Description of the task – An exact copy of the records is required, minus the pictures they hold.
((
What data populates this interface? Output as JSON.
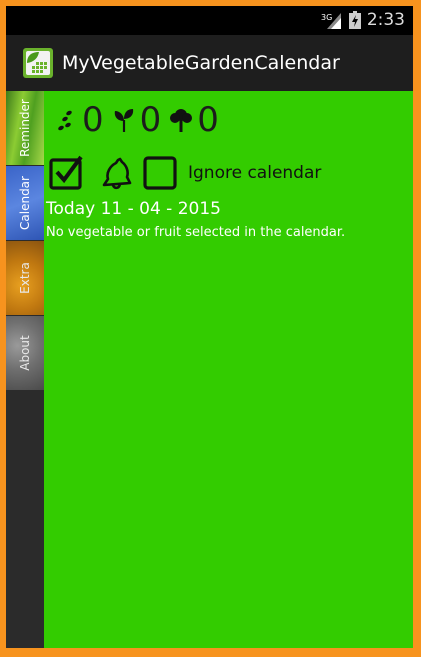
{
  "statusbar": {
    "network": "3G",
    "time": "2:33"
  },
  "app": {
    "title": "MyVegetableGardenCalendar"
  },
  "sidebar": {
    "tabs": [
      {
        "label": "Reminder"
      },
      {
        "label": "Calendar"
      },
      {
        "label": "Extra"
      },
      {
        "label": "About"
      }
    ]
  },
  "counters": {
    "seed_count": "0",
    "sprout_count": "0",
    "tree_count": "0"
  },
  "options": {
    "ignore_label": "Ignore calendar"
  },
  "today": {
    "text": "Today 11 - 04 - 2015"
  },
  "message": {
    "text": "No vegetable or fruit selected in the calendar."
  },
  "colors": {
    "frame": "#F7931E",
    "content_bg": "#33CC00",
    "actionbar_bg": "#1E1E1E"
  }
}
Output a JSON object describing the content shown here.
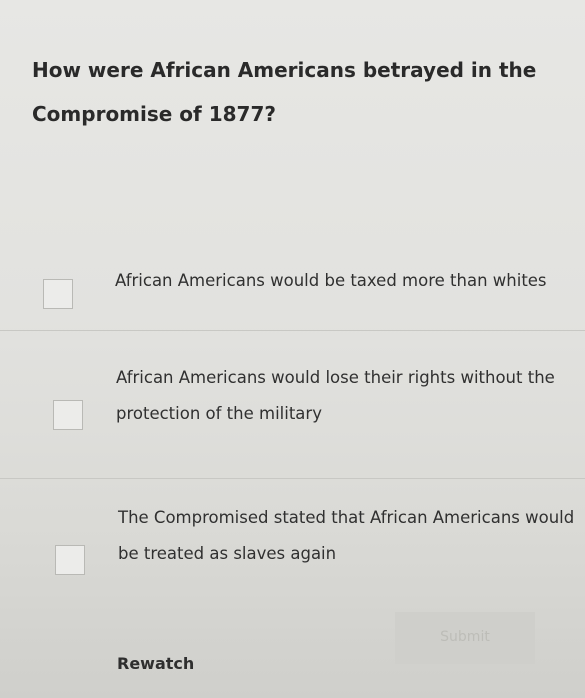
{
  "question": {
    "text": "How were African Americans betrayed in the Compromise of 1877?"
  },
  "options": [
    {
      "label": "African Americans would be taxed more than whites",
      "checked": false
    },
    {
      "label": "African Americans would lose their rights without the protection of the military",
      "checked": false
    },
    {
      "label": "The Compromised stated that African Americans would be treated as slaves again",
      "checked": false
    }
  ],
  "actions": {
    "submit_label": "Submit",
    "rewatch_label": "Rewatch"
  }
}
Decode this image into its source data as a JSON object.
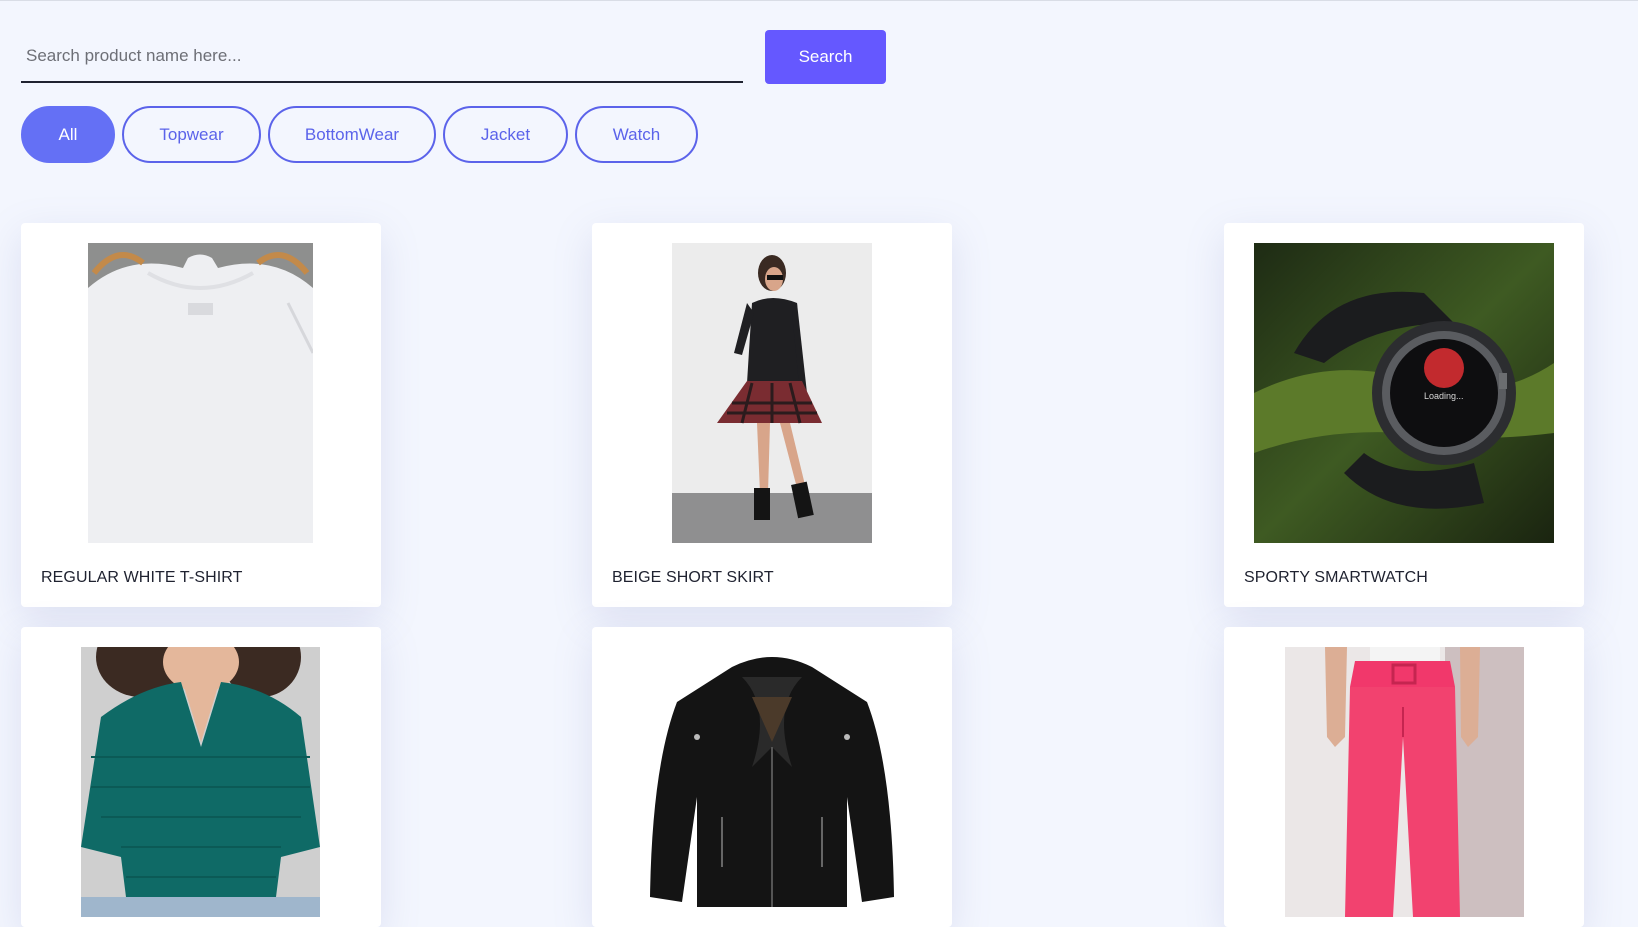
{
  "search": {
    "placeholder": "Search product name here...",
    "button_label": "Search"
  },
  "filters": [
    "All",
    "Topwear",
    "BottomWear",
    "Jacket",
    "Watch"
  ],
  "active_filter": "All",
  "products": [
    {
      "name": "REGULAR WHITE T-SHIRT",
      "image": "white-tshirt-photo"
    },
    {
      "name": "BEIGE SHORT SKIRT",
      "image": "plaid-skirt-photo"
    },
    {
      "name": "SPORTY SMARTWATCH",
      "image": "smartwatch-photo"
    },
    {
      "name": "",
      "image": "teal-sweater-photo"
    },
    {
      "name": "",
      "image": "black-leather-jacket-photo"
    },
    {
      "name": "",
      "image": "pink-trousers-photo"
    }
  ],
  "watch_screen_text": "Loading...",
  "colors": {
    "background": "#f3f6fe",
    "accent": "#6558ff",
    "chip_active": "#6470f5",
    "chip_border": "#5b63ea"
  }
}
))
Final answer –
What data populates this interface? Output as JSON.
{
  "statusbar": {
    "network": "3G",
    "time": "2:33"
  },
  "app": {
    "title": "MyVegetableGardenCalendar"
  },
  "sidebar": {
    "tabs": [
      {
        "label": "Reminder"
      },
      {
        "label": "Calendar"
      },
      {
        "label": "Extra"
      },
      {
        "label": "About"
      }
    ]
  },
  "counters": {
    "seed_count": "0",
    "sprout_count": "0",
    "tree_count": "0"
  },
  "options": {
    "ignore_label": "Ignore calendar"
  },
  "today": {
    "text": "Today 11 - 04 - 2015"
  },
  "message": {
    "text": "No vegetable or fruit selected in the calendar."
  },
  "colors": {
    "frame": "#F7931E",
    "content_bg": "#33CC00",
    "actionbar_bg": "#1E1E1E"
  }
}
Output a JSON object describing the content shown here.
{
  "question": {
    "text": "How were African Americans betrayed in the Compromise of 1877?"
  },
  "options": [
    {
      "label": "African Americans would be taxed more than whites",
      "checked": false
    },
    {
      "label": "African Americans would lose their rights without the protection of the military",
      "checked": false
    },
    {
      "label": "The Compromised stated that African Americans would be treated as slaves again",
      "checked": false
    }
  ],
  "actions": {
    "submit_label": "Submit",
    "rewatch_label": "Rewatch"
  }
}
Decode this image into its source data as a JSON object.
{
  "search": {
    "placeholder": "Search product name here...",
    "button_label": "Search"
  },
  "filters": [
    "All",
    "Topwear",
    "BottomWear",
    "Jacket",
    "Watch"
  ],
  "active_filter": "All",
  "products": [
    {
      "name": "REGULAR WHITE T-SHIRT",
      "image": "white-tshirt-photo"
    },
    {
      "name": "BEIGE SHORT SKIRT",
      "image": "plaid-skirt-photo"
    },
    {
      "name": "SPORTY SMARTWATCH",
      "image": "smartwatch-photo"
    },
    {
      "name": "",
      "image": "teal-sweater-photo"
    },
    {
      "name": "",
      "image": "black-leather-jacket-photo"
    },
    {
      "name": "",
      "image": "pink-trousers-photo"
    }
  ],
  "watch_screen_text": "Loading...",
  "colors": {
    "background": "#f3f6fe",
    "accent": "#6558ff",
    "chip_active": "#6470f5",
    "chip_border": "#5b63ea"
  }
}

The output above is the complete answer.